Pick out each line containing the string "Table".

--- RECORDS SUPPLIED ---
---

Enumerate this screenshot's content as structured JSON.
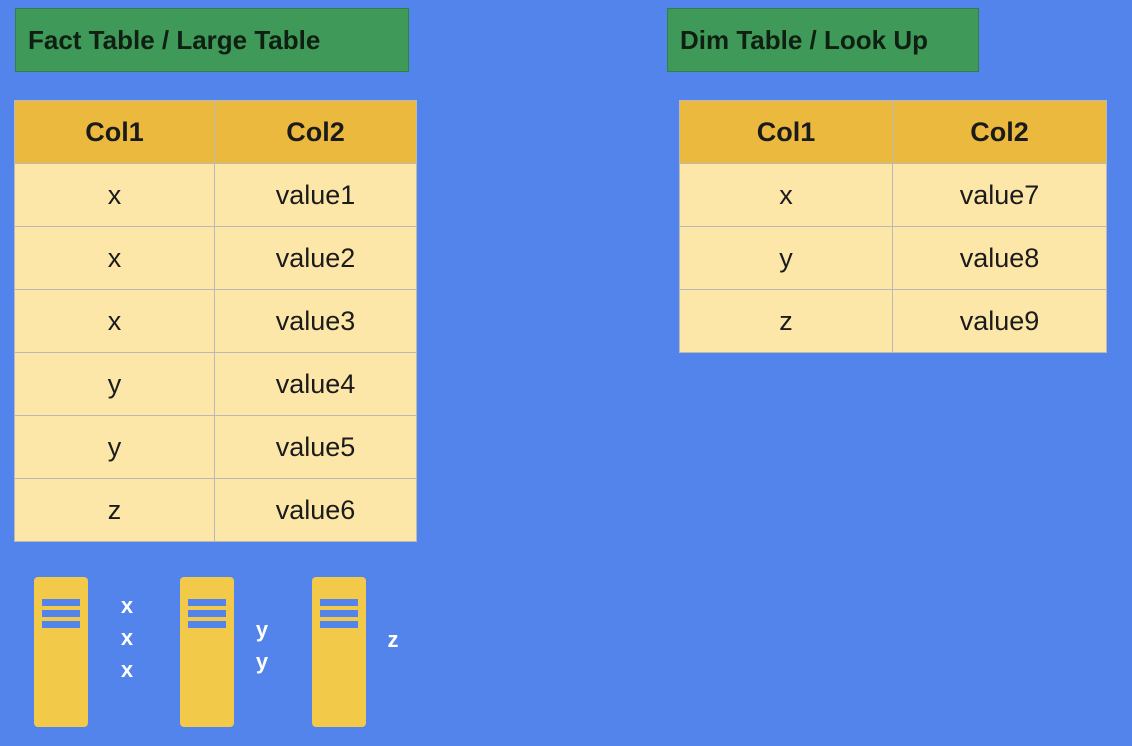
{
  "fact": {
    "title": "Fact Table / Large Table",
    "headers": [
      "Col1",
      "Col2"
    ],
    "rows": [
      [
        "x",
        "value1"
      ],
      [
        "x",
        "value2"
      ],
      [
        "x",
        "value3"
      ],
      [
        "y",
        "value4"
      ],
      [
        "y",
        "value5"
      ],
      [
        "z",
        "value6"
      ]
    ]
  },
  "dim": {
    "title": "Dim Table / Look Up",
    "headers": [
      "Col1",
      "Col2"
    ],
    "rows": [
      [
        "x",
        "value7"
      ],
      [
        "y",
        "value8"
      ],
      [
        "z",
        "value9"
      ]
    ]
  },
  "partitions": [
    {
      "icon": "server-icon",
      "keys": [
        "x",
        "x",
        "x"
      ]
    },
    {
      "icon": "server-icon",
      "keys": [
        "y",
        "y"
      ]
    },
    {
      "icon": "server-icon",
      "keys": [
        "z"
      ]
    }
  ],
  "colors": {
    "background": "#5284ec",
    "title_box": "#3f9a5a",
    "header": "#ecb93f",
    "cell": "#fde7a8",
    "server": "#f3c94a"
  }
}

---

--- SOLVED PROBLEM ---
    "title": "Fact Table / Large Table",
    "title": "Dim Table / Look Up",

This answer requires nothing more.